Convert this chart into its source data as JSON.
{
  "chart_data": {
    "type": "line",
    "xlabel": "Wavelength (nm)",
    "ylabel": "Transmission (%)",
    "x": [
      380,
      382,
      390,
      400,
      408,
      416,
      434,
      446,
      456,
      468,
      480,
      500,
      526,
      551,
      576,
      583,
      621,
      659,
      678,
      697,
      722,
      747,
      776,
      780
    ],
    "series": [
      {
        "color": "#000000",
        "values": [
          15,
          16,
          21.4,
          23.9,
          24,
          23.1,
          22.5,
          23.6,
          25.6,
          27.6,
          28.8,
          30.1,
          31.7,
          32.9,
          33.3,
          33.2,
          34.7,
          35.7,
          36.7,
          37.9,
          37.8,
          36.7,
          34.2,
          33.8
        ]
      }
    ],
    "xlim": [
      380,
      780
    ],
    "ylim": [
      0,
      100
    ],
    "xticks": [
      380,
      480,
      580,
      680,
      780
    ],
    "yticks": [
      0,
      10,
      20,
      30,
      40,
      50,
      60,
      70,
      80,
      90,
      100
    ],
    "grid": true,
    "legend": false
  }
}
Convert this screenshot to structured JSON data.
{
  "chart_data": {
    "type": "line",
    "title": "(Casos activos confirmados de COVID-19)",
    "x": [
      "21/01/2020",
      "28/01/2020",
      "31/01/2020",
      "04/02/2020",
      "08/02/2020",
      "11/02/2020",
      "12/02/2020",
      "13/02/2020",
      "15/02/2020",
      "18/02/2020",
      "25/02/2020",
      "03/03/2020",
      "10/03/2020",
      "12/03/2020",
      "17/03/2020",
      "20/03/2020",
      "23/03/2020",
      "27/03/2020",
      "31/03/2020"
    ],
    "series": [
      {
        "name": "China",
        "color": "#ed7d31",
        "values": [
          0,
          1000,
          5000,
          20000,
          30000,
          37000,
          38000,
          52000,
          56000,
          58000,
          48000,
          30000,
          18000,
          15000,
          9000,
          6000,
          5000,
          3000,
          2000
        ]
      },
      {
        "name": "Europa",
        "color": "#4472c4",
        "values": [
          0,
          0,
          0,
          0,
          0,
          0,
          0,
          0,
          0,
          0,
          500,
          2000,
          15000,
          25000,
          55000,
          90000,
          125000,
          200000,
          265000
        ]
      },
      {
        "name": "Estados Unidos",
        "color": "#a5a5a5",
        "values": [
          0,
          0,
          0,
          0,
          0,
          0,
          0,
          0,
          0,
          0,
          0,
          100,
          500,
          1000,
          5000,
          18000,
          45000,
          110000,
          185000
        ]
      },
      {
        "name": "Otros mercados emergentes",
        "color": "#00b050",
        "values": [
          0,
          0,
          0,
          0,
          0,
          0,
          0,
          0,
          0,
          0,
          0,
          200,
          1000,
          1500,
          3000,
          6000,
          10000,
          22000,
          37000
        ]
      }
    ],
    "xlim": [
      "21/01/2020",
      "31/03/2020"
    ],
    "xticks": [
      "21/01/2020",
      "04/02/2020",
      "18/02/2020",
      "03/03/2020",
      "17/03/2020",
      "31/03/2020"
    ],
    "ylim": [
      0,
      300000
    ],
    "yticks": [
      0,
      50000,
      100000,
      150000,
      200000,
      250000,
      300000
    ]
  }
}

• [REQUEST]: Go through the entries above and copy every line containing "this".

• [WRITTEN SOLUTION]:
Convert this chart into its source data as JSON.
Convert this screenshot to structured JSON data.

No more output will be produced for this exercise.